## Given task
Write out all of the entries exactly, please.

## Data
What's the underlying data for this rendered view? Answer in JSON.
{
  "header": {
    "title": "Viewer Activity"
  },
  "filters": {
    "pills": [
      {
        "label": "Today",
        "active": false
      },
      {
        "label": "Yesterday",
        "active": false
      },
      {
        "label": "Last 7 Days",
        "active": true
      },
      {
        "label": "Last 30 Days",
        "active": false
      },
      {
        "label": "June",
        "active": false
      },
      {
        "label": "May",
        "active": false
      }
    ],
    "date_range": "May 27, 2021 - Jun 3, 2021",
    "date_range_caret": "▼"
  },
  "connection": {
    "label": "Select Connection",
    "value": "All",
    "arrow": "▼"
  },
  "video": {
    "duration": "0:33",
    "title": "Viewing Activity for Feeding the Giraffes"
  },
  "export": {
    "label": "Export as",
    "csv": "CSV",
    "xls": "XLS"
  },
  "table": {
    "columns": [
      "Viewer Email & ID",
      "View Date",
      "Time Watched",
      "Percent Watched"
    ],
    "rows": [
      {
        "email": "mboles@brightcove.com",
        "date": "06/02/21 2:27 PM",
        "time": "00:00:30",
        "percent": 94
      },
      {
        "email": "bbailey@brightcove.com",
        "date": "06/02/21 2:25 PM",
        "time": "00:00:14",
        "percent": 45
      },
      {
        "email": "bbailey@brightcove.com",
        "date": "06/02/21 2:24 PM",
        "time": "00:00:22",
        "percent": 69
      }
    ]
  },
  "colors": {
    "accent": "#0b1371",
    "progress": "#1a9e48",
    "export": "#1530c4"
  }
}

## Correct output
What's the underlying data for this rendered view? Answer in JSON.
{
  "header": {
    "title": "Viewer Activity"
  },
  "filters": {
    "pills": [
      {
        "label": "Today",
        "active": false
      },
      {
        "label": "Yesterday",
        "active": false
      },
      {
        "label": "Last 7 Days",
        "active": true
      },
      {
        "label": "Last 30 Days",
        "active": false
      },
      {
        "label": "June",
        "active": false
      },
      {
        "label": "May",
        "active": false
      }
    ],
    "date_range": "May 27, 2021 - Jun 3, 2021",
    "date_range_caret": "▼"
  },
  "connection": {
    "label": "Select Connection",
    "value": "All",
    "arrow": "▼"
  },
  "video": {
    "duration": "0:33",
    "title": "Viewing Activity for Feeding the Giraffes"
  },
  "export": {
    "label": "Export as",
    "csv": "CSV",
    "xls": "XLS"
  },
  "table": {
    "columns": [
      "Viewer Email & ID",
      "View Date",
      "Time Watched",
      "Percent Watched"
    ],
    "rows": [
      {
        "email": "mboles@brightcove.com",
        "date": "06/02/21 2:27 PM",
        "time": "00:00:30",
        "percent": 94
      },
      {
        "email": "bbailey@brightcove.com",
        "date": "06/02/21 2:25 PM",
        "time": "00:00:14",
        "percent": 45
      },
      {
        "email": "bbailey@brightcove.com",
        "date": "06/02/21 2:24 PM",
        "time": "00:00:22",
        "percent": 69
      }
    ]
  },
  "colors": {
    "accent": "#0b1371",
    "progress": "#1a9e48",
    "export": "#1530c4"
  }
}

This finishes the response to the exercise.